* Extracted data entries

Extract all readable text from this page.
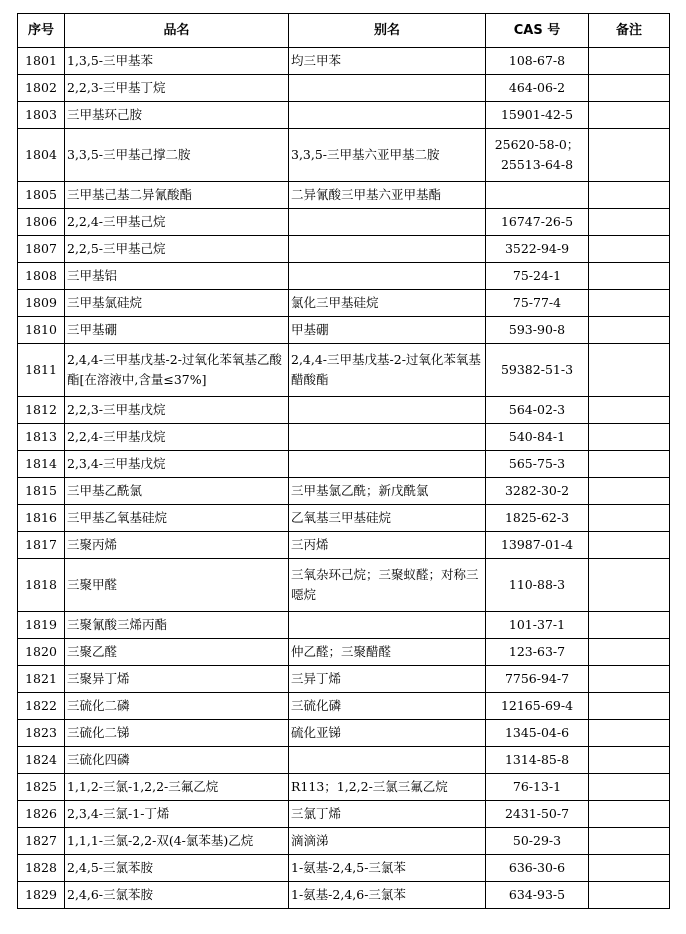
序号	品名	别名	CAS 号	备注
1801	1,3,5-三甲基苯	均三甲苯	108-67-8	
1802	2,2,3-三甲基丁烷		464-06-2	
1803	三甲基环己胺		15901-42-5	
1804	3,3,5-三甲基己撑二胺	3,3,5-三甲基六亚甲基二胺	25620-58-0；
25513-64-8	
1805	三甲基己基二异氰酸酯	二异氰酸三甲基六亚甲基酯		
1806	2,2,4-三甲基己烷		16747-26-5	
1807	2,2,5-三甲基己烷		3522-94-9	
1808	三甲基铝		75-24-1	
1809	三甲基氯硅烷	氯化三甲基硅烷	75-77-4	
1810	三甲基硼	甲基硼	593-90-8	
1811	2,4,4-三甲基戊基-2-过氧化苯氧基乙酸酯[在溶液中,含量≤37%]	2,4,4-三甲基戊基-2-过氧化苯氧基醋酸酯	59382-51-3	
1812	2,2,3-三甲基戊烷		564-02-3	
1813	2,2,4-三甲基戊烷		540-84-1	
1814	2,3,4-三甲基戊烷		565-75-3	
1815	三甲基乙酰氯	三甲基氯乙酰；新戊酰氯	3282-30-2	
1816	三甲基乙氧基硅烷	乙氧基三甲基硅烷	1825-62-3	
1817	三聚丙烯	三丙烯	13987-01-4	
1818	三聚甲醛	三氧杂环己烷；三聚蚁醛；对称三噁烷	110-88-3	
1819	三聚氰酸三烯丙酯		101-37-1	
1820	三聚乙醛	仲乙醛；三聚醋醛	123-63-7	
1821	三聚异丁烯	三异丁烯	7756-94-7	
1822	三硫化二磷	三硫化磷	12165-69-4	
1823	三硫化二锑	硫化亚锑	1345-04-6	
1824	三硫化四磷		1314-85-8	
1825	1,1,2-三氯-1,2,2-三氟乙烷	R113；1,2,2-三氯三氟乙烷	76-13-1	
1826	2,3,4-三氯-1-丁烯	三氯丁烯	2431-50-7	
1827	1,1,1-三氯-2,2-双(4-氯苯基)乙烷	滴滴涕	50-29-3	
1828	2,4,5-三氯苯胺	1-氨基-2,4,5-三氯苯	636-30-6	
1829	2,4,6-三氯苯胺	1-氨基-2,4,6-三氯苯	634-93-5	
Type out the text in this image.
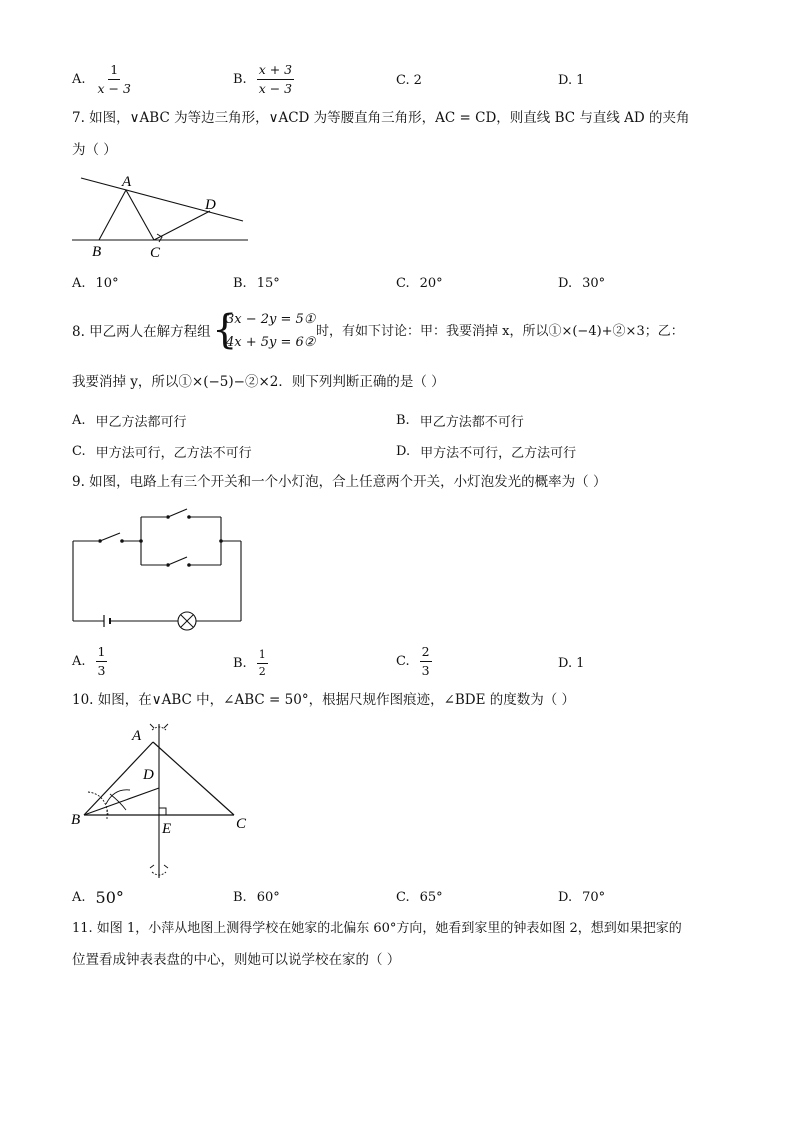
A. $\frac{1}{x - 3}$	B. $\frac{x + 3}{x - 3}$	C. 2	D. 1
7. 如图，∨ABC 为等边三角形，∨ACD 为等腰直角三角形，AC = CD，则直线 BC 与直线 AD 的夹角
为（ ）
A
B	C
D
A. 10°	B. 15°	C. 20°	D. 30°
8. 甲乙两人在解方程组 {
3x − 2y = 5①
4x + 5y = 6②
时，有如下讨论：甲：我要消掉 x，所以①×(−4)+②×3；乙：
我要消掉 y，所以①×(−5)−②×2．则下列判断正确的是（ ）
A. 甲乙方法都可行	B. 甲乙方法都不可行
C. 甲方法可行，乙方法不可行	D. 甲方法不可行，乙方法可行
9. 如图，电路上有三个开关和一个小灯泡，合上任意两个开关，小灯泡发光的概率为（ ）
A. $\frac{1}{3}$	B. $\frac{1}{2}$	C. $\frac{2}{3}$	D. 1
10. 如图，在∨ABC 中，∠ABC = 50°，根据尺规作图痕迹，∠BDE 的度数为（ ）
A
B	C
D
E
A. 50°	B. 60°	C. 65°	D. 70°
11. 如图 1，小萍从地图上测得学校在她家的北偏东 60°方向，她看到家里的钟表如图 2，想到如果把家的
位置看成钟表表盘的中心，则她可以说学校在家的（ ）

* Your goal
Lines of the listing that contain the word "this" are to be counted; report only their number.

* Result
2